What you need to do -
Print all of the data exactly.

==== Data listing ====

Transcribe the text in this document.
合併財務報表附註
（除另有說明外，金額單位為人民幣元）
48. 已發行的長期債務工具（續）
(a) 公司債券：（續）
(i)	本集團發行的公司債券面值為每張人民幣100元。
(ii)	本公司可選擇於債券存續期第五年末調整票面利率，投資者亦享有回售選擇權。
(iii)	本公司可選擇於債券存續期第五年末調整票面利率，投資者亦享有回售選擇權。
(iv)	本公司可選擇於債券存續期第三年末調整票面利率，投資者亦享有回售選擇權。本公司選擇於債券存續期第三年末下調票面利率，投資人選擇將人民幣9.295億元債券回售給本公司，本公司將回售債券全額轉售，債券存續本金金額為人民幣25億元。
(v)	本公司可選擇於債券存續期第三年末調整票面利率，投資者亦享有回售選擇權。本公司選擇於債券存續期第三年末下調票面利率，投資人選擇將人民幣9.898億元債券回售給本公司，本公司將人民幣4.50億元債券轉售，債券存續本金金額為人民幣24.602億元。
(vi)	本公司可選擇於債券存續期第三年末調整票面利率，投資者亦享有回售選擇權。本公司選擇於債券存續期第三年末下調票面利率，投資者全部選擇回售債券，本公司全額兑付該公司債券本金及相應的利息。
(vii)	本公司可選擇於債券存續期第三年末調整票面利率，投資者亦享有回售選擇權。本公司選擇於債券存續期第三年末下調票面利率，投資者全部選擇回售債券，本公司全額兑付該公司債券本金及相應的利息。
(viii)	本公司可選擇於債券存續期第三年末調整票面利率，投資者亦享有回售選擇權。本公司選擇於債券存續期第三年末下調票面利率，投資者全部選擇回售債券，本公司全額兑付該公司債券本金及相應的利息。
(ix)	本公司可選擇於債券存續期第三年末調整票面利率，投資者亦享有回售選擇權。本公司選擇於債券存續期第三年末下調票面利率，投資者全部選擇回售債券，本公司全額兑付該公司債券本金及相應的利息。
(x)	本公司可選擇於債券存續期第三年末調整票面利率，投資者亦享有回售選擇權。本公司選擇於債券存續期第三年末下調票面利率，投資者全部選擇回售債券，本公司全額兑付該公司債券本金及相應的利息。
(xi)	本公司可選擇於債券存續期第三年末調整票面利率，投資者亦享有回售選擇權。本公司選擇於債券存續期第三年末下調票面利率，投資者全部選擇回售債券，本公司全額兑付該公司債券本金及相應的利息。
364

====

Exercise response -
Transcribe the text in this document.
合併財務報表附註
（除另有說明外，金額單位為人民幣元）
48. 已發行的長期債務工具（續）
(a) 公司債券：（續）
(i)	本集團發行的公司債券面值為每張人民幣100元。
(ii)	本公司可選擇於債券存續期第五年末調整票面利率，投資者亦享有回售選擇權。
(iii)	本公司可選擇於債券存續期第五年末調整票面利率，投資者亦享有回售選擇權。
(iv)	本公司可選擇於債券存續期第三年末調整票面利率，投資者亦享有回售選擇權。本公司選擇於債券存續期第三年末下調票面利率，投資人選擇將人民幣9.295億元債券回售給本公司，本公司將回售債券全額轉售，債券存續本金金額為人民幣25億元。
(v)	本公司可選擇於債券存續期第三年末調整票面利率，投資者亦享有回售選擇權。本公司選擇於債券存續期第三年末下調票面利率，投資人選擇將人民幣9.898億元債券回售給本公司，本公司將人民幣4.50億元債券轉售，債券存續本金金額為人民幣24.602億元。
(vi)	本公司可選擇於債券存續期第三年末調整票面利率，投資者亦享有回售選擇權。本公司選擇於債券存續期第三年末下調票面利率，投資者全部選擇回售債券，本公司全額兑付該公司債券本金及相應的利息。
(vii)	本公司可選擇於債券存續期第三年末調整票面利率，投資者亦享有回售選擇權。本公司選擇於債券存續期第三年末下調票面利率，投資者全部選擇回售債券，本公司全額兑付該公司債券本金及相應的利息。
(viii)	本公司可選擇於債券存續期第三年末調整票面利率，投資者亦享有回售選擇權。本公司選擇於債券存續期第三年末下調票面利率，投資者全部選擇回售債券，本公司全額兑付該公司債券本金及相應的利息。
(ix)	本公司可選擇於債券存續期第三年末調整票面利率，投資者亦享有回售選擇權。本公司選擇於債券存續期第三年末下調票面利率，投資者全部選擇回售債券，本公司全額兑付該公司債券本金及相應的利息。
(x)	本公司可選擇於債券存續期第三年末調整票面利率，投資者亦享有回售選擇權。本公司選擇於債券存續期第三年末下調票面利率，投資者全部選擇回售債券，本公司全額兑付該公司債券本金及相應的利息。
(xi)	本公司可選擇於債券存續期第三年末調整票面利率，投資者亦享有回售選擇權。本公司選擇於債券存續期第三年末下調票面利率，投資者全部選擇回售債券，本公司全額兑付該公司債券本金及相應的利息。
364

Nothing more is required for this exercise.